■ **Your goal**: Track down each line that has the word "Settings" and copy it.

>> START Information given

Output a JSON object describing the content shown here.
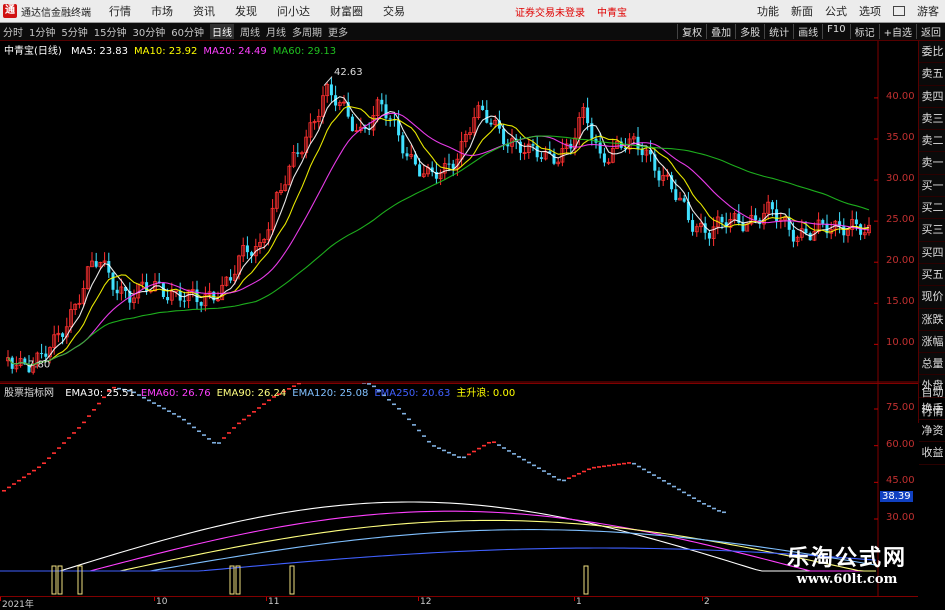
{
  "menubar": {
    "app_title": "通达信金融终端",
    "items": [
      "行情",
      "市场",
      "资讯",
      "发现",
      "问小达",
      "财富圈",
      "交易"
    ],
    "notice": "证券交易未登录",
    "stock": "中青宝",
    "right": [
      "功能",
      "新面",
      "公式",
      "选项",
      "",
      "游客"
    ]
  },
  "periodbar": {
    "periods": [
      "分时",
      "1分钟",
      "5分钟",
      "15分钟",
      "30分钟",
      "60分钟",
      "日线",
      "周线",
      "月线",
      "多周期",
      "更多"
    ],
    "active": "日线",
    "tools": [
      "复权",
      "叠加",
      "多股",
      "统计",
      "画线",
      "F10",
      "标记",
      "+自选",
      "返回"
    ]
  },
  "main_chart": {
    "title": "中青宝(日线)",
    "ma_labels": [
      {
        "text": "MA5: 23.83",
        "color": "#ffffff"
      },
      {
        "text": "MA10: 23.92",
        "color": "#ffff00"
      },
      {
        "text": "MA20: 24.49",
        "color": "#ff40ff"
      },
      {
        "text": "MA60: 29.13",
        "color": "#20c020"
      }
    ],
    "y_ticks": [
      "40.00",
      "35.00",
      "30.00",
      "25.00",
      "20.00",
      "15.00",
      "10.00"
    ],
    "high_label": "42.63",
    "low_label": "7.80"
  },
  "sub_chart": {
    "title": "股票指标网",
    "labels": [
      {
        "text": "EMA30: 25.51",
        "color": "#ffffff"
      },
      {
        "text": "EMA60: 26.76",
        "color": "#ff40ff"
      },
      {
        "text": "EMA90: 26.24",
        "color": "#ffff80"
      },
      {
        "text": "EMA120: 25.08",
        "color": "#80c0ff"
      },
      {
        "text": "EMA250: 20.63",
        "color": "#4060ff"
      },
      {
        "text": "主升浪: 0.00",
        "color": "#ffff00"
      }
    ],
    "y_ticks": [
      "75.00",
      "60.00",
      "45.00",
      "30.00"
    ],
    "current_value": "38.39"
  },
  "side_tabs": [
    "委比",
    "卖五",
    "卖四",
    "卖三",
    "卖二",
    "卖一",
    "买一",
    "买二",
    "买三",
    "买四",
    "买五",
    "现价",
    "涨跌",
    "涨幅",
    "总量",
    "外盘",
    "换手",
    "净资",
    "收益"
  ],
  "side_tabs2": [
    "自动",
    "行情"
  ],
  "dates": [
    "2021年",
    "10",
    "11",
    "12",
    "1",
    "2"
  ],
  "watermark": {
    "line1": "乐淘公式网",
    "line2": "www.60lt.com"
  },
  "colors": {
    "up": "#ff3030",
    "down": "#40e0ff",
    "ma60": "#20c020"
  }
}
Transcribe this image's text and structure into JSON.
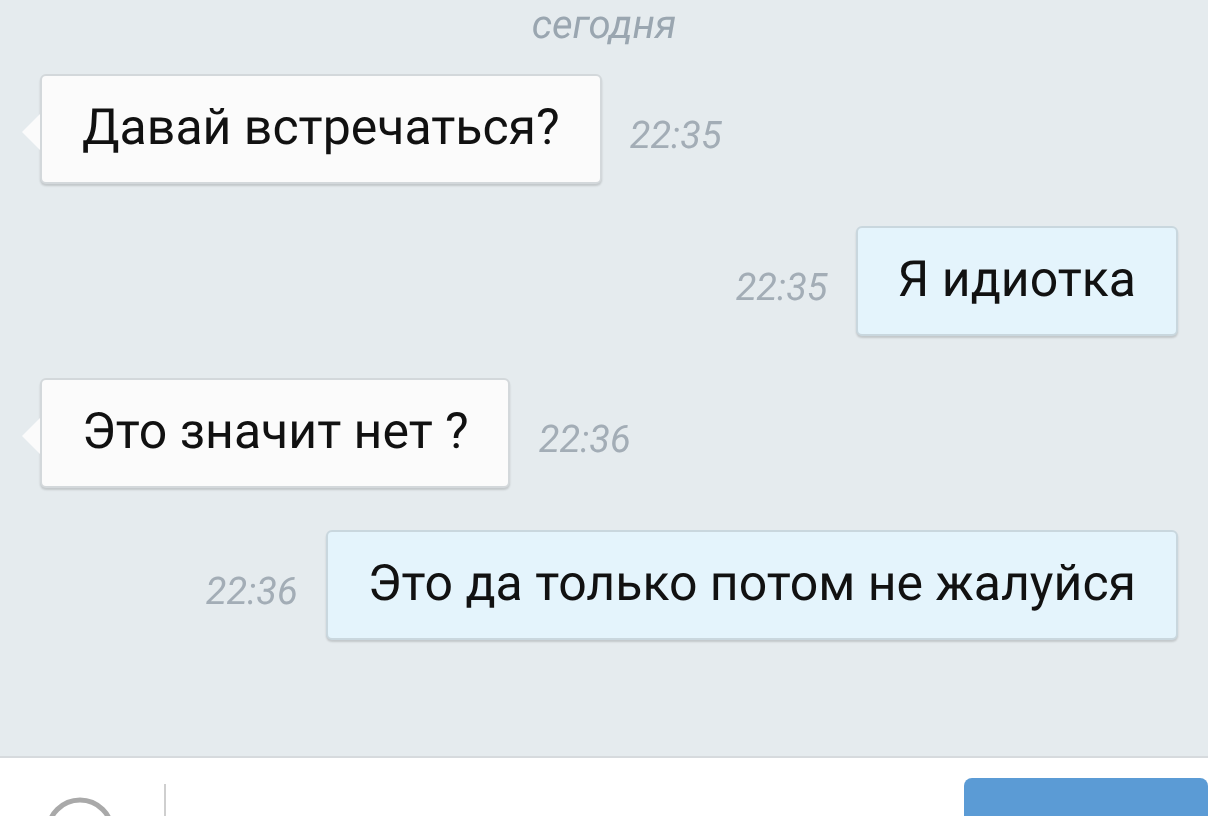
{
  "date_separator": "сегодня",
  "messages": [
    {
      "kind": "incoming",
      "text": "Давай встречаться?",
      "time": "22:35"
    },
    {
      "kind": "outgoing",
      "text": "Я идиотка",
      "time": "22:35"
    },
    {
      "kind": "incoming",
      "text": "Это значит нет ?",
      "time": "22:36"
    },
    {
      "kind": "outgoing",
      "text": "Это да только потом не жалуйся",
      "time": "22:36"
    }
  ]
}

>> END Information given
>> START Information given

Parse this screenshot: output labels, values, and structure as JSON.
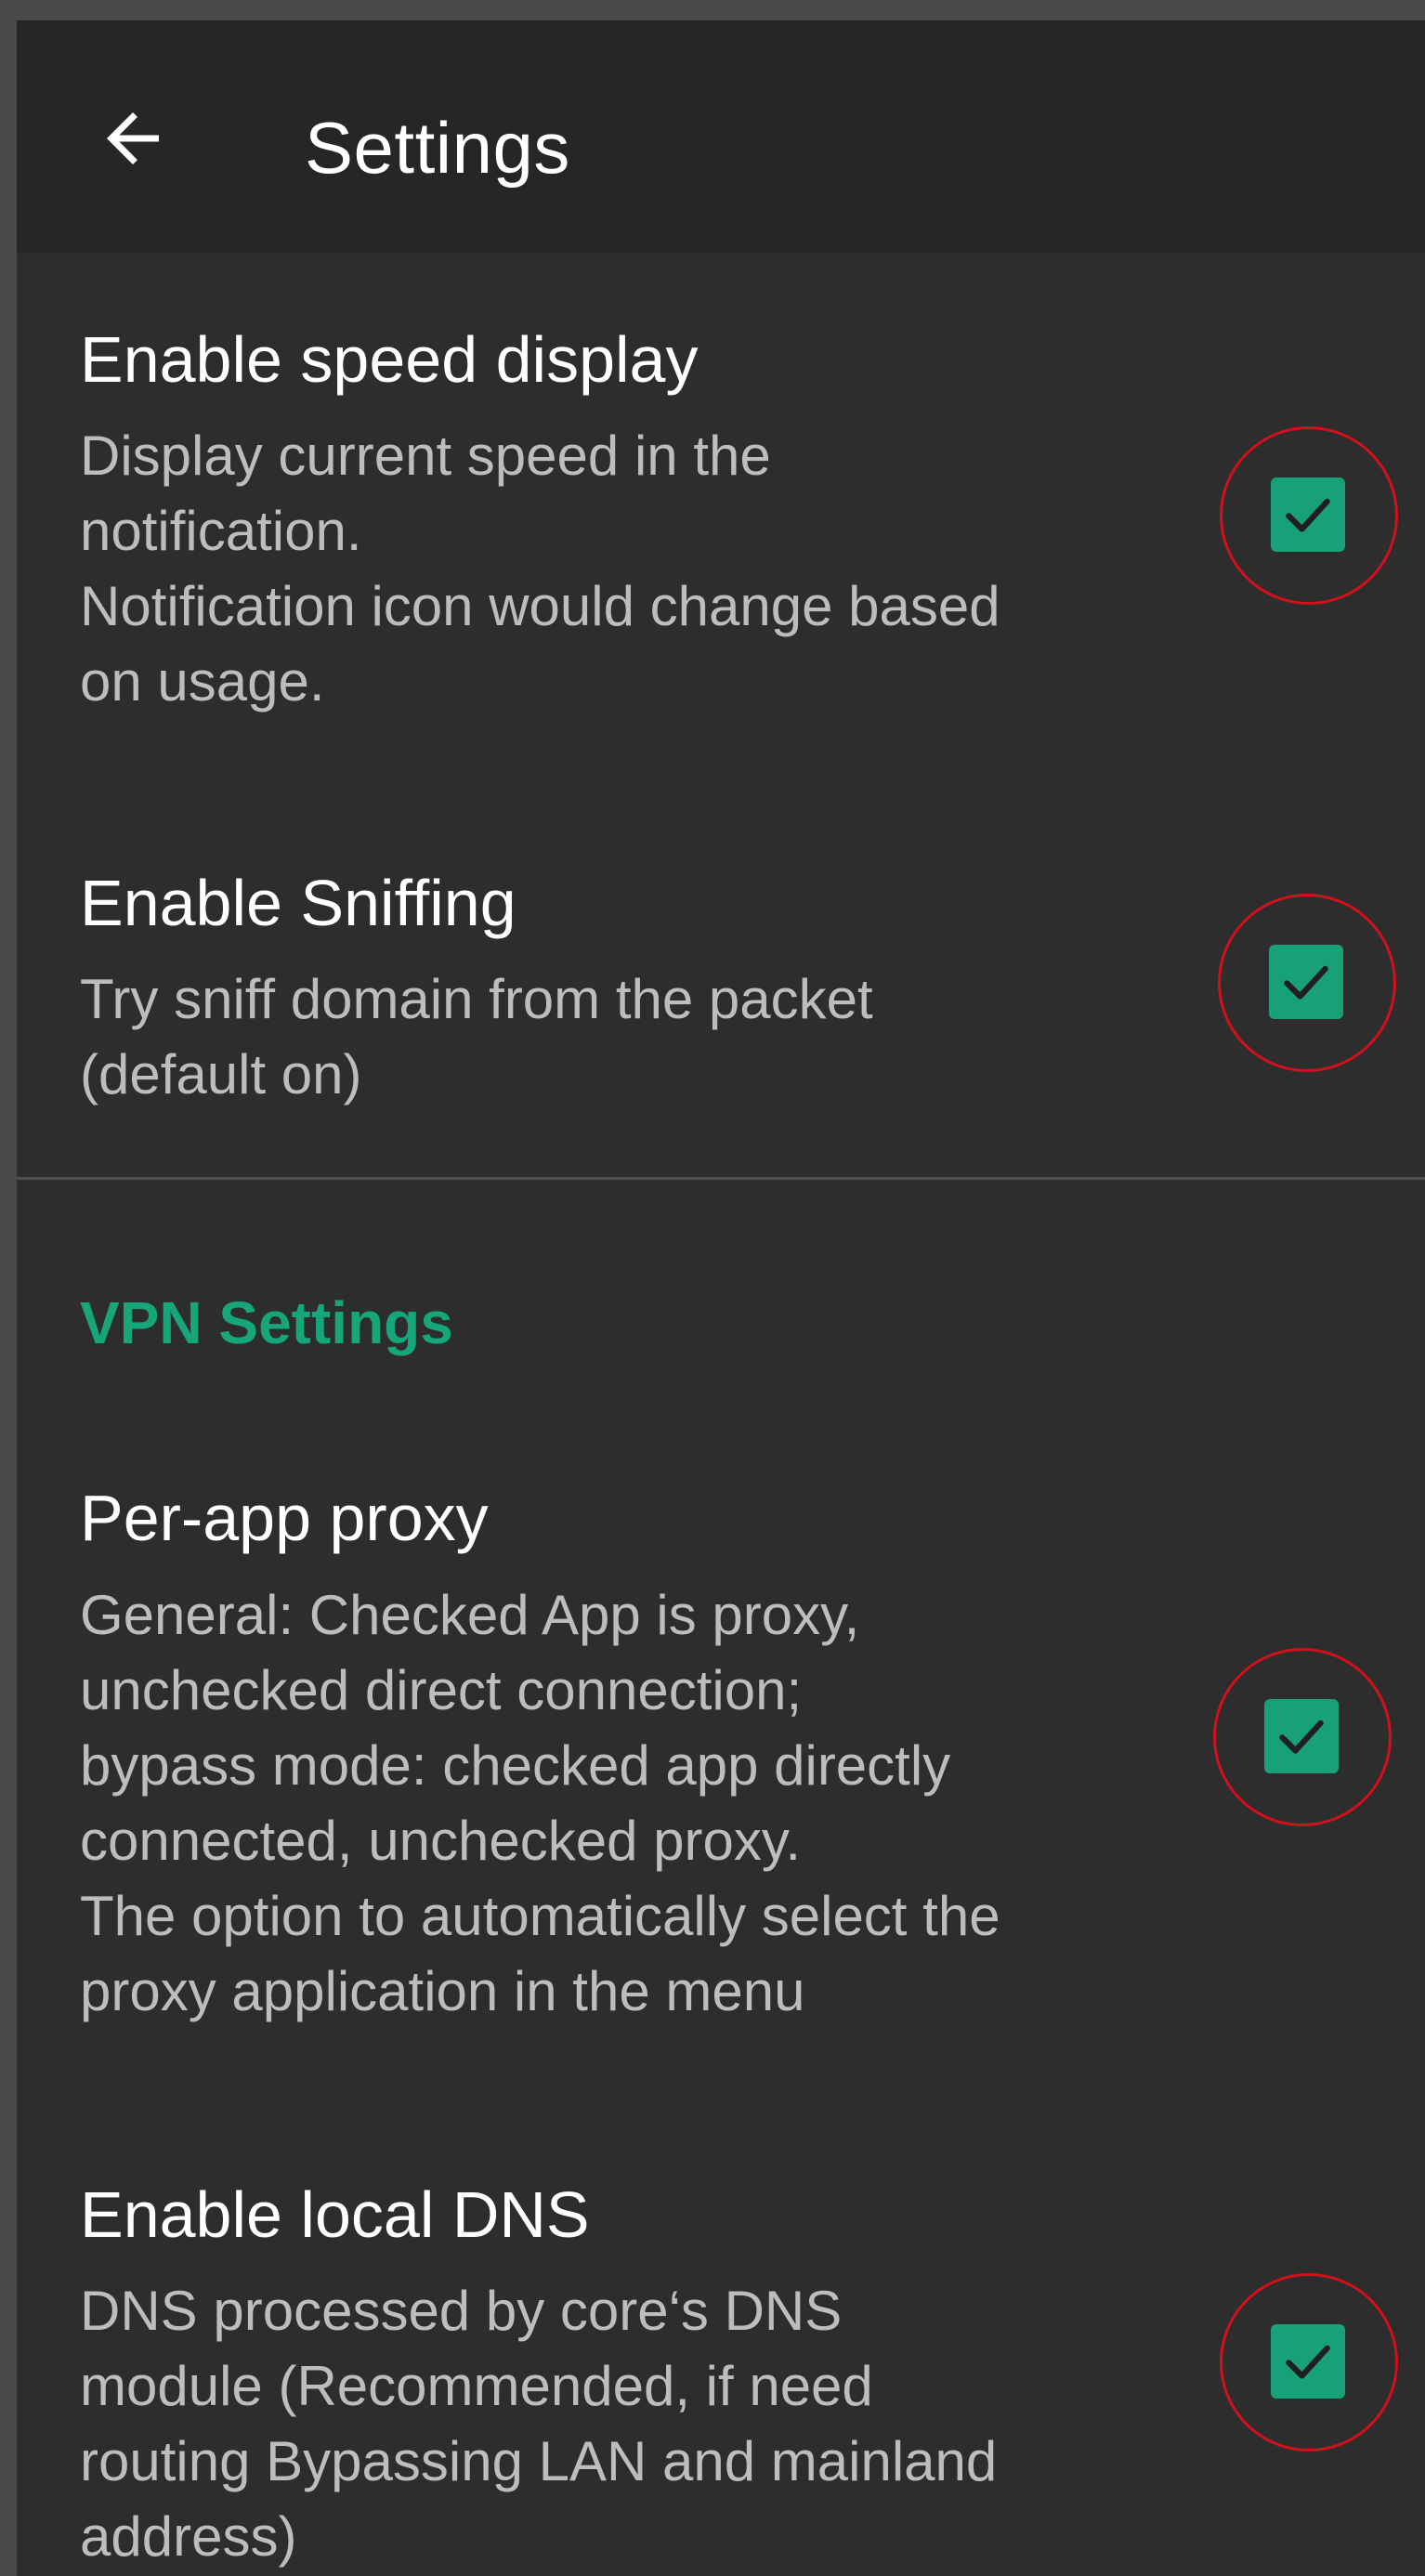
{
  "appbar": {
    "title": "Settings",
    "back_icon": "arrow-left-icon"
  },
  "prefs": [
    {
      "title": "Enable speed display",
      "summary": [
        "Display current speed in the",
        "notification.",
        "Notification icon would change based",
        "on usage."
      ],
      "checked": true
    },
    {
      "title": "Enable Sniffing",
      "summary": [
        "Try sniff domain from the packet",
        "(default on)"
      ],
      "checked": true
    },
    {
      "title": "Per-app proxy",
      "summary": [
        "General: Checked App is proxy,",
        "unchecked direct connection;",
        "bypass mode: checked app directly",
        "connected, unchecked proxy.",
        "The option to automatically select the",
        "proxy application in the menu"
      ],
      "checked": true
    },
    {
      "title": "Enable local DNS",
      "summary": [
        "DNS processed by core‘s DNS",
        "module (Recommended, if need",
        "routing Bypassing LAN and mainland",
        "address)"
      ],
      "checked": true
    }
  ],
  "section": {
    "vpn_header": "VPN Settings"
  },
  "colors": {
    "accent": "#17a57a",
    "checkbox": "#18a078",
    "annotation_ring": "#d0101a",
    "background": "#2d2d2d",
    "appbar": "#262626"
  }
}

>> END Information given

■ **Response to the exercise**:
    "title": "Settings",
    "vpn_header": "VPN Settings"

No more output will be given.